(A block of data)
################
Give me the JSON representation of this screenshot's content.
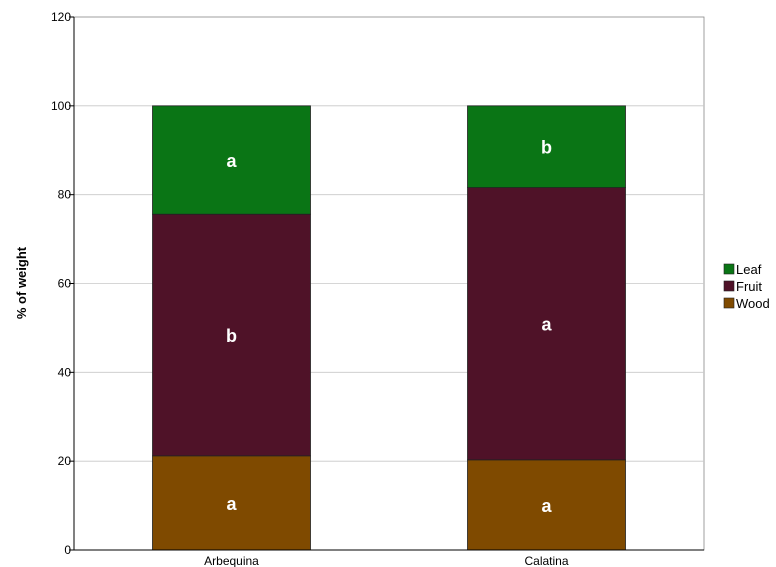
{
  "chart_data": {
    "type": "bar",
    "stacked": true,
    "title": "",
    "xlabel": "",
    "ylabel": "% of weight",
    "ylim": [
      0,
      120
    ],
    "yticks": [
      0,
      20,
      40,
      60,
      80,
      100,
      120
    ],
    "grid": true,
    "legend_position": "right",
    "categories": [
      "Arbequina",
      "Calatina"
    ],
    "series": [
      {
        "name": "Wood",
        "color": "#7f4a00",
        "values": [
          21.2,
          20.3
        ],
        "labels": [
          "a",
          "a"
        ]
      },
      {
        "name": "Fruit",
        "color": "#4f1228",
        "values": [
          54.4,
          61.3
        ],
        "labels": [
          "b",
          "a"
        ]
      },
      {
        "name": "Leaf",
        "color": "#0a7515",
        "values": [
          24.4,
          18.4
        ],
        "labels": [
          "a",
          "b"
        ]
      }
    ],
    "legend_order": [
      "Leaf",
      "Fruit",
      "Wood"
    ]
  }
}
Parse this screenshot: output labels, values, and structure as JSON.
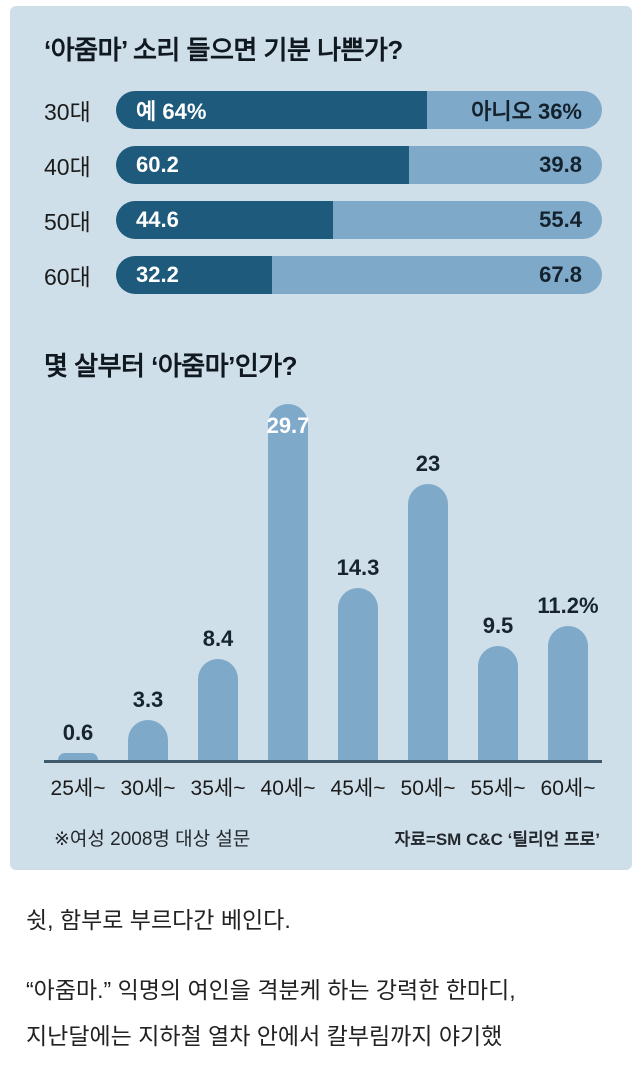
################
INSTRUCTIONS FOR THE TASK:
Scan the listing above and copy all lines containing the word "screenshot".

SOLUTION TO THE PROBLEM:
Give me the JSON representation of this screenshot's content.
Parse this screenshot: output labels, values, and structure as JSON.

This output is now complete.